YOUR TASK
Your task is to copy the listing exactly. Drop any pictures from the copy.

RAW RECORDS
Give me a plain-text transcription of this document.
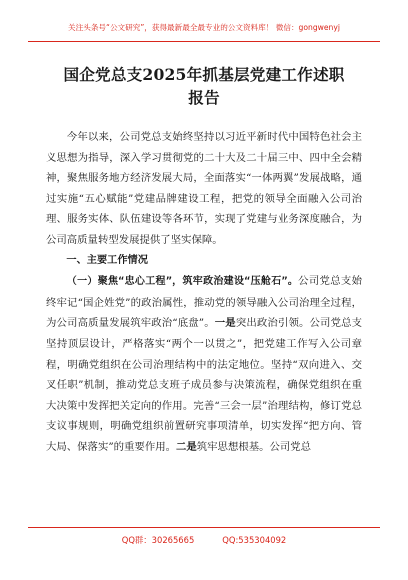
关注头条号“公文研究”，获得最新最全最专业的公文资料库！ 微信：gongwenyj
国企党总支2025年抓基层党建工作述职
报告

今年以来，公司党总支始终坚持以习近平新时代中国特色社会主义思想为指导，深入学习贯彻党的二十大及二十届三中、四中全会精神，聚焦服务地方经济发展大局，全面落实“一体两翼”发展战略，通过实施“五心赋能”党建品牌建设工程，把党的领导全面融入公司治理、服务实体、队伍建设等各环节，实现了党建与业务深度融合，为公司高质量转型发展提供了坚实保障。

一、主要工作情况

（一）聚焦“忠心工程”，筑牢政治建设“压舱石”。公司党总支始终牢记“国企姓党”的政治属性，推动党的领导融入公司治理全过程，为公司高质量发展筑牢政治“底盘”。一是突出政治引领。公司党总支坚持顶层设计，严格落实“两个一以贯之”，把党建工作写入公司章程，明确党组织在公司治理结构中的法定地位。坚持“双向进入、交叉任职”机制，推动党总支班子成员参与决策流程，确保党组织在重大决策中发挥把关定向的作用。完善“三会一层”治理结构，修订党总支议事规则，明确党组织前置研究事项清单，切实发挥“把方向、管大局、保落实”的重要作用。二是筑牢思想根基。公司党总

QQ群：30265665	QQ:535304092
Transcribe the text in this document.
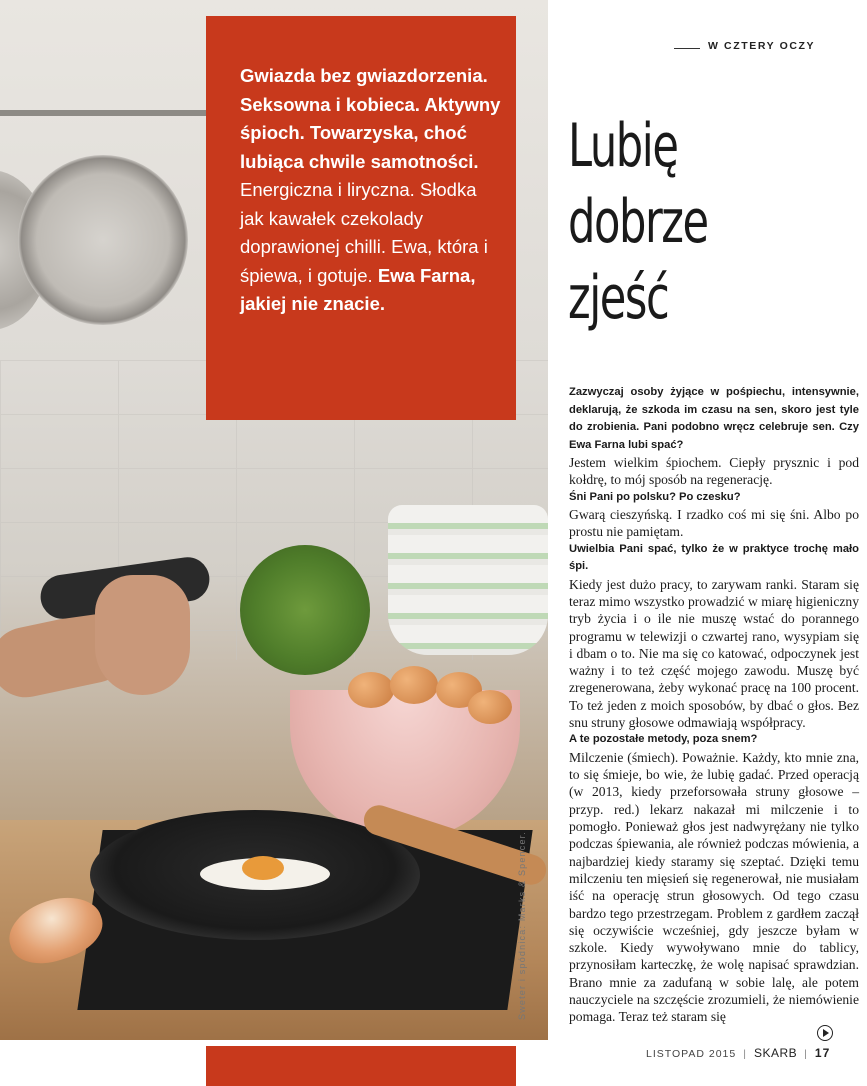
Sweter i spódnica: Marks & Spencer.

Gwiazda bez gwiazdorzenia. Seksowna i kobieca. Aktywny śpioch. Towarzyska, choć lubiąca chwile samotności. Energiczna i liryczna. Słodka jak kawałek czekolady doprawionej chilli. Ewa, która i śpiewa, i gotuje. Ewa Farna, jakiej nie znacie.

W CZTERY OCZY
Lubię
dobrze
zjeść

Zazwyczaj osoby żyjące w pośpiechu, intensywnie, deklarują, że szkoda im czasu na sen, skoro jest tyle do zrobienia. Pani podobno wręcz celebruje sen. Czy Ewa Farna lubi spać?

Jestem wielkim śpiochem. Ciepły prysznic i pod kołdrę, to mój sposób na regenerację.

Śni Pani po polsku? Po czesku?

Gwarą cieszyńską. I rzadko coś mi się śni. Albo po prostu nie pamiętam.

Uwielbia Pani spać, tylko że w praktyce trochę mało śpi.

Kiedy jest dużo pracy, to zarywam ranki. Staram się teraz mimo wszystko prowadzić w miarę higieniczny tryb życia i o ile nie muszę wstać do porannego programu w telewizji o czwartej rano, wysypiam się i dbam o to. Nie ma się co katować, odpoczynek jest ważny i to też część mojego zawodu. Muszę być zregenerowana, żeby wykonać pracę na 100 procent. To też jeden z moich sposobów, by dbać o głos. Bez snu struny głosowe odmawiają współpracy.

A te pozostałe metody, poza snem?

Milczenie (śmiech). Poważnie. Każdy, kto mnie zna, to się śmieje, bo wie, że lubię gadać. Przed operacją (w 2013, kiedy przeforsowała struny głosowe – przyp. red.) lekarz nakazał mi milczenie i to pomogło. Ponieważ głos jest nadwyrężany nie tylko podczas śpiewania, ale również podczas mówienia, a najbardziej kiedy staramy się szeptać. Dzięki temu milczeniu ten mięsień się regenerował, nie musiałam iść na operację strun głosowych. Od tego czasu bardzo tego przestrzegam. Problem z gardłem zaczął się oczywiście wcześniej, gdy jeszcze byłam w szkole. Kiedy wywoływano mnie do tablicy, przynosiłam karteczkę, że wolę napisać sprawdzian. Brano mnie za zadufaną w sobie lalę, ale potem nauczyciele na szczęście zrozumieli, że niemówienie pomaga. Teraz też staram się

LISTOPAD 2015 | SKARB | 17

WRITTEN ANSWER
Give me a plain-text transcription of this document.
关注头条号“公文研究”，获得最新最全最专业的公文资料库！ 微信：gongwenyj
国企党总支2025年抓基层党建工作述职
报告

今年以来，公司党总支始终坚持以习近平新时代中国特色社会主义思想为指导，深入学习贯彻党的二十大及二十届三中、四中全会精神，聚焦服务地方经济发展大局，全面落实“一体两翼”发展战略，通过实施“五心赋能”党建品牌建设工程，把党的领导全面融入公司治理、服务实体、队伍建设等各环节，实现了党建与业务深度融合，为公司高质量转型发展提供了坚实保障。

一、主要工作情况

（一）聚焦“忠心工程”，筑牢政治建设“压舱石”。公司党总支始终牢记“国企姓党”的政治属性，推动党的领导融入公司治理全过程，为公司高质量发展筑牢政治“底盘”。一是突出政治引领。公司党总支坚持顶层设计，严格落实“两个一以贯之”，把党建工作写入公司章程，明确党组织在公司治理结构中的法定地位。坚持“双向进入、交叉任职”机制，推动党总支班子成员参与决策流程，确保党组织在重大决策中发挥把关定向的作用。完善“三会一层”治理结构，修订党总支议事规则，明确党组织前置研究事项清单，切实发挥“把方向、管大局、保落实”的重要作用。二是筑牢思想根基。公司党总

QQ群：30265665	QQ:535304092
Transcribe the text in this document.
Sweter i spódnica: Marks & Spencer.

Gwiazda bez gwiazdorzenia. Seksowna i kobieca. Aktywny śpioch. Towarzyska, choć lubiąca chwile samotności. Energiczna i liryczna. Słodka jak kawałek czekolady doprawionej chilli. Ewa, która i śpiewa, i gotuje. Ewa Farna, jakiej nie znacie.

W CZTERY OCZY
Lubię
dobrze
zjeść

Zazwyczaj osoby żyjące w pośpiechu, intensywnie, deklarują, że szkoda im czasu na sen, skoro jest tyle do zrobienia. Pani podobno wręcz celebruje sen. Czy Ewa Farna lubi spać?

Jestem wielkim śpiochem. Ciepły prysznic i pod kołdrę, to mój sposób na regenerację.

Śni Pani po polsku? Po czesku?

Gwarą cieszyńską. I rzadko coś mi się śni. Albo po prostu nie pamiętam.

Uwielbia Pani spać, tylko że w praktyce trochę mało śpi.

Kiedy jest dużo pracy, to zarywam ranki. Staram się teraz mimo wszystko prowadzić w miarę higieniczny tryb życia i o ile nie muszę wstać do porannego programu w telewizji o czwartej rano, wysypiam się i dbam o to. Nie ma się co katować, odpoczynek jest ważny i to też część mojego zawodu. Muszę być zregenerowana, żeby wykonać pracę na 100 procent. To też jeden z moich sposobów, by dbać o głos. Bez snu struny głosowe odmawiają współpracy.

A te pozostałe metody, poza snem?

Milczenie (śmiech). Poważnie. Każdy, kto mnie zna, to się śmieje, bo wie, że lubię gadać. Przed operacją (w 2013, kiedy przeforsowała struny głosowe – przyp. red.) lekarz nakazał mi milczenie i to pomogło. Ponieważ głos jest nadwyrężany nie tylko podczas śpiewania, ale również podczas mówienia, a najbardziej kiedy staramy się szeptać. Dzięki temu milczeniu ten mięsień się regenerował, nie musiałam iść na operację strun głosowych. Od tego czasu bardzo tego przestrzegam. Problem z gardłem zaczął się oczywiście wcześniej, gdy jeszcze byłam w szkole. Kiedy wywoływano mnie do tablicy, przynosiłam karteczkę, że wolę napisać sprawdzian. Brano mnie za zadufaną w sobie lalę, ale potem nauczyciele na szczęście zrozumieli, że niemówienie pomaga. Teraz też staram się

LISTOPAD 2015 | SKARB | 17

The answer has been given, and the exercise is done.